# Set exercise
Copy every line of the records below that holds the word "University".

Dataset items
· · ·
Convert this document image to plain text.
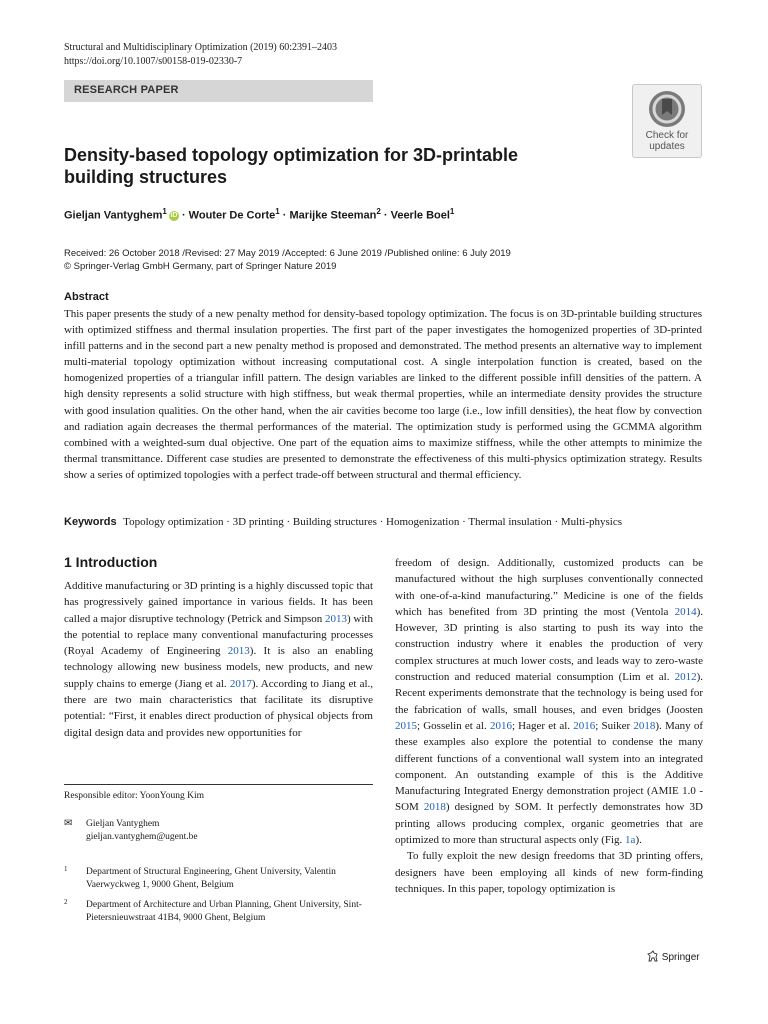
Structural and Multidisciplinary Optimization (2019) 60:2391–2403
https://doi.org/10.1007/s00158-019-02330-7
RESEARCH PAPER
Check for
updates
Density-based topology optimization for 3D-printable building structures
Gieljan Vantyghem$^1$ iD · Wouter De Corte$^1$ · Marijke Steeman$^2$ · Veerle Boel$^1$
Received: 26 October 2018 /Revised: 27 May 2019 /Accepted: 6 June 2019 /Published online: 6 July 2019
© Springer-Verlag GmbH Germany, part of Springer Nature 2019
Abstract
This paper presents the study of a new penalty method for density-based topology optimization. The focus is on 3D-printable building structures with optimized stiffness and thermal insulation properties. The first part of the paper investigates the homogenized properties of 3D-printed infill patterns and in the second part a new penalty method is proposed and demonstrated. The method presents an alternative way to implement multi-material topology optimization without increasing computational cost. A single interpolation function is created, based on the homogenized properties of a triangular infill pattern. The design variables are linked to the different possible infill densities of the pattern. A high density represents a solid structure with high stiffness, but weak thermal properties, while an intermediate density provides the structure with good insulation qualities. On the other hand, when the air cavities become too large (i.e., low infill densities), the heat flow by convection and radiation again decreases the thermal performances of the material. The optimization study is performed using the GCMMA algorithm combined with a weighted-sum dual objective. One part of the equation aims to maximize stiffness, while the other attempts to minimize the thermal transmittance. Different case studies are presented to demonstrate the effectiveness of this multi-physics optimization strategy. Results show a series of optimized topologies with a perfect trade-off between structural and thermal efficiency.
Keywords Topology optimization · 3D printing · Building structures · Homogenization · Thermal insulation · Multi-physics
1 Introduction
Additive manufacturing or 3D printing is a highly discussed topic that has progressively gained importance in various fields. It has been called a major disruptive technology (Petrick and Simpson 2013) with the potential to replace many conventional manufacturing processes (Royal Academy of Engineering 2013). It is also an enabling technology allowing new business models, new products, and new supply chains to emerge (Jiang et al. 2017). According to Jiang et al., there are two main characteristics that facilitate its disruptive potential: “First, it enables direct production of physical objects from digital design data and provides new opportunities for
freedom of design. Additionally, customized products can be manufactured without the high surpluses conventionally connected with one-of-a-kind manufacturing.” Medicine is one of the fields which has benefited from 3D printing the most (Ventola 2014). However, 3D printing is also starting to push its way into the construction industry where it enables the production of very complex structures at much lower costs, and leads way to zero-waste construction and reduced material consumption (Lim et al. 2012). Recent experiments demonstrate that the technology is being used for the fabrication of walls, small houses, and even bridges (Joosten 2015; Gosselin et al. 2016; Hager et al. 2016; Suiker 2018). Many of these examples also explore the potential to condense the many different functions of a conventional wall system into an integrated component. An outstanding example of this is the Additive Manufacturing Integrated Energy demonstration project (AMIE 1.0 -SOM 2018) designed by SOM. It perfectly demonstrates how 3D printing allows producing complex, organic geometries that are optimized to more than structural aspects only (Fig. 1a).
To fully exploit the new design freedoms that 3D printing offers, designers have been employing all kinds of new form-finding techniques. In this paper, topology optimization is
Responsible editor: YoonYoung Kim
✉ Gieljan Vantyghem
gieljan.vantyghem@ugent.be
1 Department of Structural Engineering, Ghent University, Valentin Vaerwyckweg 1, 9000 Ghent, Belgium
2 Department of Architecture and Urban Planning, Ghent University, Sint-Pietersnieuwstraat 41B4, 9000 Ghent, Belgium
Springer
· · ·
# Answer for this exercise
1 Department of Structural Engineering, Ghent University, Valentin Vaerwyckweg 1, 9000 Ghent, Belgium
2 Department of Architecture and Urban Planning, Ghent University, Sint-Pietersnieuwstraat 41B4, 9000 Ghent, Belgium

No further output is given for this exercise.